Problem statement - Report back each line of the records that contains the string "from".
== Source data
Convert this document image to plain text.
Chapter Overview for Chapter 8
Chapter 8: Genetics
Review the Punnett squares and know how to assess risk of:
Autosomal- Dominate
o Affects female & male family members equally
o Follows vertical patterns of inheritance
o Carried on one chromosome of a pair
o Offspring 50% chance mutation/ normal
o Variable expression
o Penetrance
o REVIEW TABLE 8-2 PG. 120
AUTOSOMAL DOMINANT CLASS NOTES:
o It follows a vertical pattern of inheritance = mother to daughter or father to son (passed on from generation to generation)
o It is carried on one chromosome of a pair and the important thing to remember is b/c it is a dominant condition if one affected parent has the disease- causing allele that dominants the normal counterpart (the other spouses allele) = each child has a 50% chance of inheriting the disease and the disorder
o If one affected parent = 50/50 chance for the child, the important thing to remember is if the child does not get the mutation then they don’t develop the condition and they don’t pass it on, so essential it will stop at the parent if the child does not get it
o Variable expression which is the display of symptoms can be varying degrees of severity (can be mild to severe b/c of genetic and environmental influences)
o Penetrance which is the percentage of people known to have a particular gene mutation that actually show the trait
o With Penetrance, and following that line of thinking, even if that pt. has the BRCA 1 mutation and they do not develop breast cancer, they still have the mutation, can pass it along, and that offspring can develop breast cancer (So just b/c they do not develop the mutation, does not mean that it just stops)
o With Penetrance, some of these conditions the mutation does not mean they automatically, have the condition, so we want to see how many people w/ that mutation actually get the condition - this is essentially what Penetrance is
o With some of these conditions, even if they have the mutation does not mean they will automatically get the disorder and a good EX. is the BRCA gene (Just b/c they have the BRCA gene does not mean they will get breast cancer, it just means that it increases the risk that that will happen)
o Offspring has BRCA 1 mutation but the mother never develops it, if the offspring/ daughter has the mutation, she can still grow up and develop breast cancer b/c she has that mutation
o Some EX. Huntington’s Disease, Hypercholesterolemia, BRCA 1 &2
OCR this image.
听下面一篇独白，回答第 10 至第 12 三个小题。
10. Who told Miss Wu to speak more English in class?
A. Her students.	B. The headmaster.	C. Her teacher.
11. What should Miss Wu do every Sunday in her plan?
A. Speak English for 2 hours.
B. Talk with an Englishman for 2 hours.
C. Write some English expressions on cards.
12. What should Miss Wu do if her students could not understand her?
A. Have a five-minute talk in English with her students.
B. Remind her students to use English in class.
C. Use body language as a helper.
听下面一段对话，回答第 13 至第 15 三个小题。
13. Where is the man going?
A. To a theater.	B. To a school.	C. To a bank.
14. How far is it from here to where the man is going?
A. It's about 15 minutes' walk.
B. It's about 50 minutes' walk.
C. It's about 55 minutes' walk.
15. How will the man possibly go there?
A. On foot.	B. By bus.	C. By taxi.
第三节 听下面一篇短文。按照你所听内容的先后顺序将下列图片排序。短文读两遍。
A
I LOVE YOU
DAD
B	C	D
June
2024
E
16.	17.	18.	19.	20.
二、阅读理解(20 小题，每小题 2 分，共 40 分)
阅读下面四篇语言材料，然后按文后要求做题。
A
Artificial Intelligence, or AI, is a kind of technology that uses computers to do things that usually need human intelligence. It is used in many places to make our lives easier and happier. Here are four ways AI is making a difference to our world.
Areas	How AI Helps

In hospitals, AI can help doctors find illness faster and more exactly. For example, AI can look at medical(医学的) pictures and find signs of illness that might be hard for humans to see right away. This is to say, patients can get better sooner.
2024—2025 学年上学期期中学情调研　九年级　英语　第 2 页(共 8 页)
====
Response below -
o It follows a vertical pattern of inheritance = mother to daughter or father to son (passed on from generation to generation)
14. How far is it from here to where the man is going?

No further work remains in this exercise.